### CHALLENGE
Set down, in full, every record in the block.

◇ ◇ ◇ ◇ ◇ ◇ ◇

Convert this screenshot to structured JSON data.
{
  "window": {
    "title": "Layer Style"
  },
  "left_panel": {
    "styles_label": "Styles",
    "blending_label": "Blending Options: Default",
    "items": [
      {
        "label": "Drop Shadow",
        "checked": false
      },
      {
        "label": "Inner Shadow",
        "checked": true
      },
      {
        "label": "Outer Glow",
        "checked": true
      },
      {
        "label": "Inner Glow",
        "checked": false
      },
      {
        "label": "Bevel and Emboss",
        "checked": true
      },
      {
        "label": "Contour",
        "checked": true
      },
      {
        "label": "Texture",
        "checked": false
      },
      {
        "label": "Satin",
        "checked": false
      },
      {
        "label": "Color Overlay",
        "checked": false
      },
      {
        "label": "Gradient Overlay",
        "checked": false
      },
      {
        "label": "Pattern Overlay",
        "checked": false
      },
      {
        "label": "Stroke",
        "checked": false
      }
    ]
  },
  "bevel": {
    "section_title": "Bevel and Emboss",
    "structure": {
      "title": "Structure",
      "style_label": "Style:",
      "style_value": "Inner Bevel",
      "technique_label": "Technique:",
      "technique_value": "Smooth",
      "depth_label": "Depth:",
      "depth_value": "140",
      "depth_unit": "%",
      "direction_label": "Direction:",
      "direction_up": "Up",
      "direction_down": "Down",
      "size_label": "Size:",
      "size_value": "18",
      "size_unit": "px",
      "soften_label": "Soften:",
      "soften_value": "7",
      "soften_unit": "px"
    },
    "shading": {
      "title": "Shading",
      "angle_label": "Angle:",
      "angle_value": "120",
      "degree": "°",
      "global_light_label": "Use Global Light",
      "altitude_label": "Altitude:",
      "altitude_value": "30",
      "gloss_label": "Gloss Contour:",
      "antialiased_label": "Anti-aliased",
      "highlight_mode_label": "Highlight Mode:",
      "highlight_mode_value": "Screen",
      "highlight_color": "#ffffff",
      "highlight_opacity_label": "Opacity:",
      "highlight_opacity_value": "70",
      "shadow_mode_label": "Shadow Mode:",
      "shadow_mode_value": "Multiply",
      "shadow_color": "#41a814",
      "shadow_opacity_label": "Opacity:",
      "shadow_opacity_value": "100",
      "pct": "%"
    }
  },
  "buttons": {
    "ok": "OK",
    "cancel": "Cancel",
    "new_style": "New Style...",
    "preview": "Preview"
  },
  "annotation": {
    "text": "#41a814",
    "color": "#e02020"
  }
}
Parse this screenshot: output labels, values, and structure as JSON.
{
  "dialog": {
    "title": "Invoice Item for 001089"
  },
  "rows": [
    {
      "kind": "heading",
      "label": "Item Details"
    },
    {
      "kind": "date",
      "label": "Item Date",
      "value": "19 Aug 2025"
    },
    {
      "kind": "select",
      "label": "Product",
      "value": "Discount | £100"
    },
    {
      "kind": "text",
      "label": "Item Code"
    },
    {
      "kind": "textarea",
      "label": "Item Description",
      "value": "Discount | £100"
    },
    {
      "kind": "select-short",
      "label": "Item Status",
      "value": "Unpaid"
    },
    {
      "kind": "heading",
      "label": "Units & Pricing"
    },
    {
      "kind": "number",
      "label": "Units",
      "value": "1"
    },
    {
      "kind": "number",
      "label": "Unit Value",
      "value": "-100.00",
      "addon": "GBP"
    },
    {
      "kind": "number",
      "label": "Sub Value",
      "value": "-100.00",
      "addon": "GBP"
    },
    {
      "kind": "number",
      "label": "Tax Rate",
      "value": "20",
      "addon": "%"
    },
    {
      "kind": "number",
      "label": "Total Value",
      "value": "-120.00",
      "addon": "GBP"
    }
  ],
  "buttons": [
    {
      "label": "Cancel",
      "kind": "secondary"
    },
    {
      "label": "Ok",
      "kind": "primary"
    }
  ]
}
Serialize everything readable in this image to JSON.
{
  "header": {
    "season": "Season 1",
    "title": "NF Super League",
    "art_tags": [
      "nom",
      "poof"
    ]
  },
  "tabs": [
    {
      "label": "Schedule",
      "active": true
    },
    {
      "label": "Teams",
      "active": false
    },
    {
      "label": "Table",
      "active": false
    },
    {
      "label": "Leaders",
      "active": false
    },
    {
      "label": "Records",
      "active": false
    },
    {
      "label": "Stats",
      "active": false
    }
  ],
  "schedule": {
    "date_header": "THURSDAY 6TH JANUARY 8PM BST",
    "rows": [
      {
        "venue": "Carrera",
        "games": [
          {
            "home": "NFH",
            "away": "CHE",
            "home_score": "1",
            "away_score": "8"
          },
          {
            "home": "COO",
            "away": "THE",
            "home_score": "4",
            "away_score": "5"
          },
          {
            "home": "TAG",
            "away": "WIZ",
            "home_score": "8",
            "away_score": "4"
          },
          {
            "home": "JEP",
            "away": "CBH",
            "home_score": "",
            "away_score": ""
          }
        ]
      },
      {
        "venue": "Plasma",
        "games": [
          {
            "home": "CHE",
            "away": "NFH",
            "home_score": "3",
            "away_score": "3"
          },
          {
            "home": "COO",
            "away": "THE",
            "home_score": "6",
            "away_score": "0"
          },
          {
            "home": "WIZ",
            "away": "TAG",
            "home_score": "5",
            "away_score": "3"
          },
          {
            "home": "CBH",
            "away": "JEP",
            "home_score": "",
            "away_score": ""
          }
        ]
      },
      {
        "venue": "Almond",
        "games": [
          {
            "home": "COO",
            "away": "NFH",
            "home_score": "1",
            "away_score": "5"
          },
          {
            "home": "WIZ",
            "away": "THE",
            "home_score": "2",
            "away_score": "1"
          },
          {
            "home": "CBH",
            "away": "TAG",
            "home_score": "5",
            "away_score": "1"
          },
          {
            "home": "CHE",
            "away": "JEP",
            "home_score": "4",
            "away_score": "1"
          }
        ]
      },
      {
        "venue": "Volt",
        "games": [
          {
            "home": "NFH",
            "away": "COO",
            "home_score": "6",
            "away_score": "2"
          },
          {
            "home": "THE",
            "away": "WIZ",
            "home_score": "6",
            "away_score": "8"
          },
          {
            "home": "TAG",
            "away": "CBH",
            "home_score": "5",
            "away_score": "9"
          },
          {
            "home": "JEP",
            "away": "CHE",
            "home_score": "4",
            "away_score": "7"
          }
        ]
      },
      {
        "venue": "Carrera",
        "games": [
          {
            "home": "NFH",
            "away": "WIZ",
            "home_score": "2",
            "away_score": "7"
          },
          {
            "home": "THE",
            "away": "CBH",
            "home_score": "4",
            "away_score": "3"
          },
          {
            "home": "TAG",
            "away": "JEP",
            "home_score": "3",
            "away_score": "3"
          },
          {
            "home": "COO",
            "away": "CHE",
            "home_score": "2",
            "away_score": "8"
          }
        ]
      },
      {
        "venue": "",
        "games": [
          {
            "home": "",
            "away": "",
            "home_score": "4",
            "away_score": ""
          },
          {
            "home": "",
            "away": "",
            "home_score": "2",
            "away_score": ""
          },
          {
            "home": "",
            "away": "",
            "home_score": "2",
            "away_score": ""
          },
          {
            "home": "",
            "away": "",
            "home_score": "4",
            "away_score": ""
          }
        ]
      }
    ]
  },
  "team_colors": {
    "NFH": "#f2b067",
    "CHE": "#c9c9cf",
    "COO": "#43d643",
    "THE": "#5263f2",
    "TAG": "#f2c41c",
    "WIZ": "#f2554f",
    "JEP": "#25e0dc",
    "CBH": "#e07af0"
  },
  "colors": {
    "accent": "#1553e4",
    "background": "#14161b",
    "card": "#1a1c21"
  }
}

◇ ◇ ◇ ◇ ◇ ◇ ◇

### OUTPUT FOR THIS EXERCISE
Convert this screenshot to structured JSON data.
{
  "window": {
    "title": "Layer Style"
  },
  "left_panel": {
    "styles_label": "Styles",
    "blending_label": "Blending Options: Default",
    "items": [
      {
        "label": "Drop Shadow",
        "checked": false
      },
      {
        "label": "Inner Shadow",
        "checked": true
      },
      {
        "label": "Outer Glow",
        "checked": true
      },
      {
        "label": "Inner Glow",
        "checked": false
      },
      {
        "label": "Bevel and Emboss",
        "checked": true
      },
      {
        "label": "Contour",
        "checked": true
      },
      {
        "label": "Texture",
        "checked": false
      },
      {
        "label": "Satin",
        "checked": false
      },
      {
        "label": "Color Overlay",
        "checked": false
      },
      {
        "label": "Gradient Overlay",
        "checked": false
      },
      {
        "label": "Pattern Overlay",
        "checked": false
      },
      {
        "label": "Stroke",
        "checked": false
      }
    ]
  },
  "bevel": {
    "section_title": "Bevel and Emboss",
    "structure": {
      "title": "Structure",
      "style_label": "Style:",
      "style_value": "Inner Bevel",
      "technique_label": "Technique:",
      "technique_value": "Smooth",
      "depth_label": "Depth:",
      "depth_value": "140",
      "depth_unit": "%",
      "direction_label": "Direction:",
      "direction_up": "Up",
      "direction_down": "Down",
      "size_label": "Size:",
      "size_value": "18",
      "size_unit": "px",
      "soften_label": "Soften:",
      "soften_value": "7",
      "soften_unit": "px"
    },
    "shading": {
      "title": "Shading",
      "angle_label": "Angle:",
      "angle_value": "120",
      "degree": "°",
      "global_light_label": "Use Global Light",
      "altitude_label": "Altitude:",
      "altitude_value": "30",
      "gloss_label": "Gloss Contour:",
      "antialiased_label": "Anti-aliased",
      "highlight_mode_label": "Highlight Mode:",
      "highlight_mode_value": "Screen",
      "highlight_color": "#ffffff",
      "highlight_opacity_label": "Opacity:",
      "highlight_opacity_value": "70",
      "shadow_mode_label": "Shadow Mode:",
      "shadow_mode_value": "Multiply",
      "shadow_color": "#41a814",
      "shadow_opacity_label": "Opacity:",
      "shadow_opacity_value": "100",
      "pct": "%"
    }
  },
  "buttons": {
    "ok": "OK",
    "cancel": "Cancel",
    "new_style": "New Style...",
    "preview": "Preview"
  },
  "annotation": {
    "text": "#41a814",
    "color": "#e02020"
  }
}
Parse this screenshot: output labels, values, and structure as JSON.
{
  "dialog": {
    "title": "Invoice Item for 001089"
  },
  "rows": [
    {
      "kind": "heading",
      "label": "Item Details"
    },
    {
      "kind": "date",
      "label": "Item Date",
      "value": "19 Aug 2025"
    },
    {
      "kind": "select",
      "label": "Product",
      "value": "Discount | £100"
    },
    {
      "kind": "text",
      "label": "Item Code"
    },
    {
      "kind": "textarea",
      "label": "Item Description",
      "value": "Discount | £100"
    },
    {
      "kind": "select-short",
      "label": "Item Status",
      "value": "Unpaid"
    },
    {
      "kind": "heading",
      "label": "Units & Pricing"
    },
    {
      "kind": "number",
      "label": "Units",
      "value": "1"
    },
    {
      "kind": "number",
      "label": "Unit Value",
      "value": "-100.00",
      "addon": "GBP"
    },
    {
      "kind": "number",
      "label": "Sub Value",
      "value": "-100.00",
      "addon": "GBP"
    },
    {
      "kind": "number",
      "label": "Tax Rate",
      "value": "20",
      "addon": "%"
    },
    {
      "kind": "number",
      "label": "Total Value",
      "value": "-120.00",
      "addon": "GBP"
    }
  ],
  "buttons": [
    {
      "label": "Cancel",
      "kind": "secondary"
    },
    {
      "label": "Ok",
      "kind": "primary"
    }
  ]
}
Serialize everything readable in this image to JSON.
{
  "header": {
    "season": "Season 1",
    "title": "NF Super League",
    "art_tags": [
      "nom",
      "poof"
    ]
  },
  "tabs": [
    {
      "label": "Schedule",
      "active": true
    },
    {
      "label": "Teams",
      "active": false
    },
    {
      "label": "Table",
      "active": false
    },
    {
      "label": "Leaders",
      "active": false
    },
    {
      "label": "Records",
      "active": false
    },
    {
      "label": "Stats",
      "active": false
    }
  ],
  "schedule": {
    "date_header": "THURSDAY 6TH JANUARY 8PM BST",
    "rows": [
      {
        "venue": "Carrera",
        "games": [
          {
            "home": "NFH",
            "away": "CHE",
            "home_score": "1",
            "away_score": "8"
          },
          {
            "home": "COO",
            "away": "THE",
            "home_score": "4",
            "away_score": "5"
          },
          {
            "home": "TAG",
            "away": "WIZ",
            "home_score": "8",
            "away_score": "4"
          },
          {
            "home": "JEP",
            "away": "CBH",
            "home_score": "",
            "away_score": ""
          }
        ]
      },
      {
        "venue": "Plasma",
        "games": [
          {
            "home": "CHE",
            "away": "NFH",
            "home_score": "3",
            "away_score": "3"
          },
          {
            "home": "COO",
            "away": "THE",
            "home_score": "6",
            "away_score": "0"
          },
          {
            "home": "WIZ",
            "away": "TAG",
            "home_score": "5",
            "away_score": "3"
          },
          {
            "home": "CBH",
            "away": "JEP",
            "home_score": "",
            "away_score": ""
          }
        ]
      },
      {
        "venue": "Almond",
        "games": [
          {
            "home": "COO",
            "away": "NFH",
            "home_score": "1",
            "away_score": "5"
          },
          {
            "home": "WIZ",
            "away": "THE",
            "home_score": "2",
            "away_score": "1"
          },
          {
            "home": "CBH",
            "away": "TAG",
            "home_score": "5",
            "away_score": "1"
          },
          {
            "home": "CHE",
            "away": "JEP",
            "home_score": "4",
            "away_score": "1"
          }
        ]
      },
      {
        "venue": "Volt",
        "games": [
          {
            "home": "NFH",
            "away": "COO",
            "home_score": "6",
            "away_score": "2"
          },
          {
            "home": "THE",
            "away": "WIZ",
            "home_score": "6",
            "away_score": "8"
          },
          {
            "home": "TAG",
            "away": "CBH",
            "home_score": "5",
            "away_score": "9"
          },
          {
            "home": "JEP",
            "away": "CHE",
            "home_score": "4",
            "away_score": "7"
          }
        ]
      },
      {
        "venue": "Carrera",
        "games": [
          {
            "home": "NFH",
            "away": "WIZ",
            "home_score": "2",
            "away_score": "7"
          },
          {
            "home": "THE",
            "away": "CBH",
            "home_score": "4",
            "away_score": "3"
          },
          {
            "home": "TAG",
            "away": "JEP",
            "home_score": "3",
            "away_score": "3"
          },
          {
            "home": "COO",
            "away": "CHE",
            "home_score": "2",
            "away_score": "8"
          }
        ]
      },
      {
        "venue": "",
        "games": [
          {
            "home": "",
            "away": "",
            "home_score": "4",
            "away_score": ""
          },
          {
            "home": "",
            "away": "",
            "home_score": "2",
            "away_score": ""
          },
          {
            "home": "",
            "away": "",
            "home_score": "2",
            "away_score": ""
          },
          {
            "home": "",
            "away": "",
            "home_score": "4",
            "away_score": ""
          }
        ]
      }
    ]
  },
  "team_colors": {
    "NFH": "#f2b067",
    "CHE": "#c9c9cf",
    "COO": "#43d643",
    "THE": "#5263f2",
    "TAG": "#f2c41c",
    "WIZ": "#f2554f",
    "JEP": "#25e0dc",
    "CBH": "#e07af0"
  },
  "colors": {
    "accent": "#1553e4",
    "background": "#14161b",
    "card": "#1a1c21"
  }
}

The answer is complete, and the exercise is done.